THE TASKS:
**1)** In the trial passage, rewrite everything from "unauthorized use of" down to "sentences running concurrently.", changing "concurrently" to "consecutively".
**2)** According to the trial passage, what sentence did the jury impose on Jordan after the punishment hearing?

QUOTED TEXT:
● ● ● ●

After Jordan was arrested, he was charged with aggravated kidnaping, multiple counts

of aggravated assault with a deadly weapon, and multiple counts of aggravated sexual assault.

During trial, Jordan pleaded not guilty to the alleged offenses, but the jury found him guilty of

aggravated kidnaping, one count of aggravated assault with a deadly weapon, and two counts of

2 aggravated sexual assault. Regarding the aggravated assault charge, the jury found that Jordan

strangled Brown with his hand and that the manner in which he used his hand constituted a deadly

weapon. Regarding the aggravated sexual assault charges, the jury found that Jordan penetrated

Brown’s vagina with a bottle and with his penis without her consent. During the punishment hearing,

Jordan pleaded true to enhancement paragraphs alleging that he had prior felony convictions for

unauthorized use of a motor vehicle, forgery, robbery, and burglary of a habitation. After the

punishment hearing, the jury sentenced Jordan to imprisonment for life for each offense with the

sentences running concurrently.

● ● ● ●

MATERIAL PROVIDED:
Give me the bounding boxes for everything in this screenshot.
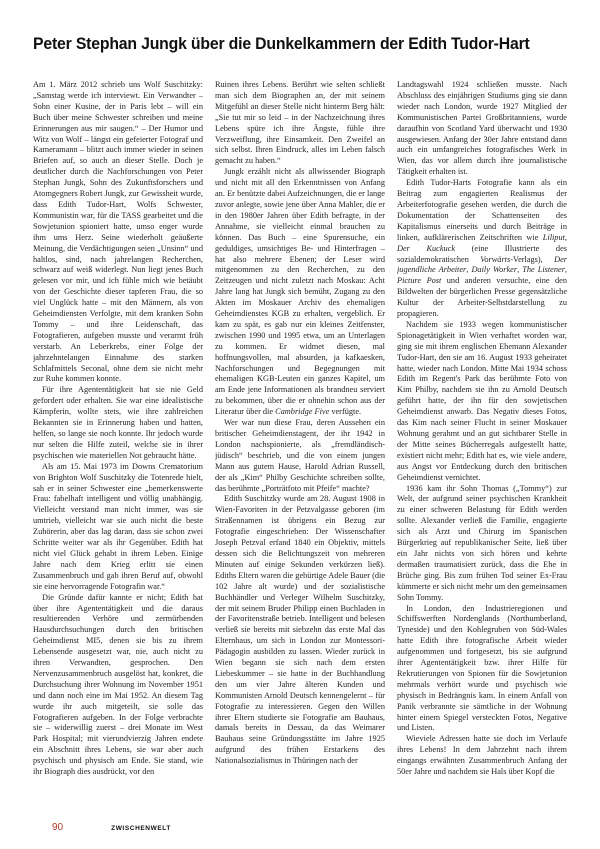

● ● ● ●

SOLUTIONS BELOW:
**1)**
unauthorized use of a motor vehicle, forgery, robbery, and burglary of a habitation. After the

punishment hearing, the jury sentenced Jordan to imprisonment for life for each offense with the

sentences running consecutively.

**2)** Life imprisonment for each offense, with the sentences running concurrently.